## RAW RECORDS
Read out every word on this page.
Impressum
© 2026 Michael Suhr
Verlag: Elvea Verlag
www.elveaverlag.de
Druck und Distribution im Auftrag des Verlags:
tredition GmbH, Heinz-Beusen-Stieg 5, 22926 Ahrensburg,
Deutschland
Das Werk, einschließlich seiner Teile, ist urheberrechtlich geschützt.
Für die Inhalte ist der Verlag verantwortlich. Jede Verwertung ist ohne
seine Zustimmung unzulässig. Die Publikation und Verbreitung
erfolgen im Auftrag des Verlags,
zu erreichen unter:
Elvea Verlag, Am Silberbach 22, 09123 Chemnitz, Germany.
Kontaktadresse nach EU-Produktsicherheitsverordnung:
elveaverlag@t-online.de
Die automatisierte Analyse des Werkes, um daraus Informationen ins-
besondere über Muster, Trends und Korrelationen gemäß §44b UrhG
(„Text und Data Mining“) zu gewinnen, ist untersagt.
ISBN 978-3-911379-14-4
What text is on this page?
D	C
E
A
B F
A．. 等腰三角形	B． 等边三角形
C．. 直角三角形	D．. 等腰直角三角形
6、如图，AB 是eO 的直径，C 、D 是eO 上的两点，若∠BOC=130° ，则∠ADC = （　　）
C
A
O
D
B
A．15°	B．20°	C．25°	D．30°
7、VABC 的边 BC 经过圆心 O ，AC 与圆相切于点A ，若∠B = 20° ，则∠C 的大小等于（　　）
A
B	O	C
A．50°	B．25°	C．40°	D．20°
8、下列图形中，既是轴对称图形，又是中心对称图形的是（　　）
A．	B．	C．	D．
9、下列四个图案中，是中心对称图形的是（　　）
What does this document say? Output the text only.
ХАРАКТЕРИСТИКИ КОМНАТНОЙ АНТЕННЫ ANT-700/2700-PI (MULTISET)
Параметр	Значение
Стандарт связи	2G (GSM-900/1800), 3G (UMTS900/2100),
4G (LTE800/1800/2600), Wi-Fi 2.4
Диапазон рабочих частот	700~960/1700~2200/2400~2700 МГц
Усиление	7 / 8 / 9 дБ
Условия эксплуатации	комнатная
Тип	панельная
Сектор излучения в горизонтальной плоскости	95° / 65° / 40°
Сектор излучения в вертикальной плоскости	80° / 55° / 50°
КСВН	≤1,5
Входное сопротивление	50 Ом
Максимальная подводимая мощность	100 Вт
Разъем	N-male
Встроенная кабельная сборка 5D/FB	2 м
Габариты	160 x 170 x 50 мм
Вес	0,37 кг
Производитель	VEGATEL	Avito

## TASK PROMPT
Write out the data again, exactly and in full.

## COMPLETE RESPONSE
Read out every word on this page.
Impressum
© 2026 Michael Suhr
Verlag: Elvea Verlag
www.elveaverlag.de
Druck und Distribution im Auftrag des Verlags:
tredition GmbH, Heinz-Beusen-Stieg 5, 22926 Ahrensburg,
Deutschland
Das Werk, einschließlich seiner Teile, ist urheberrechtlich geschützt.
Für die Inhalte ist der Verlag verantwortlich. Jede Verwertung ist ohne
seine Zustimmung unzulässig. Die Publikation und Verbreitung
erfolgen im Auftrag des Verlags,
zu erreichen unter:
Elvea Verlag, Am Silberbach 22, 09123 Chemnitz, Germany.
Kontaktadresse nach EU-Produktsicherheitsverordnung:
elveaverlag@t-online.de
Die automatisierte Analyse des Werkes, um daraus Informationen ins-
besondere über Muster, Trends und Korrelationen gemäß §44b UrhG
(„Text und Data Mining“) zu gewinnen, ist untersagt.
ISBN 978-3-911379-14-4
What text is on this page?
D	C
E
A
B F
A．. 等腰三角形	B． 等边三角形
C．. 直角三角形	D．. 等腰直角三角形
6、如图，AB 是eO 的直径，C 、D 是eO 上的两点，若∠BOC=130° ，则∠ADC = （　　）
C
A
O
D
B
A．15°	B．20°	C．25°	D．30°
7、VABC 的边 BC 经过圆心 O ，AC 与圆相切于点A ，若∠B = 20° ，则∠C 的大小等于（　　）
A
B	O	C
A．50°	B．25°	C．40°	D．20°
8、下列图形中，既是轴对称图形，又是中心对称图形的是（　　）
A．	B．	C．	D．
9、下列四个图案中，是中心对称图形的是（　　）
What does this document say? Output the text only.
ХАРАКТЕРИСТИКИ КОМНАТНОЙ АНТЕННЫ ANT-700/2700-PI (MULTISET)
Параметр	Значение
Стандарт связи	2G (GSM-900/1800), 3G (UMTS900/2100),
4G (LTE800/1800/2600), Wi-Fi 2.4
Диапазон рабочих частот	700~960/1700~2200/2400~2700 МГц
Усиление	7 / 8 / 9 дБ
Условия эксплуатации	комнатная
Тип	панельная
Сектор излучения в горизонтальной плоскости	95° / 65° / 40°
Сектор излучения в вертикальной плоскости	80° / 55° / 50°
КСВН	≤1,5
Входное сопротивление	50 Ом
Максимальная подводимая мощность	100 Вт
Разъем	N-male
Встроенная кабельная сборка 5D/FB	2 м
Габариты	160 x 170 x 50 мм
Вес	0,37 кг
Производитель	VEGATEL	Avito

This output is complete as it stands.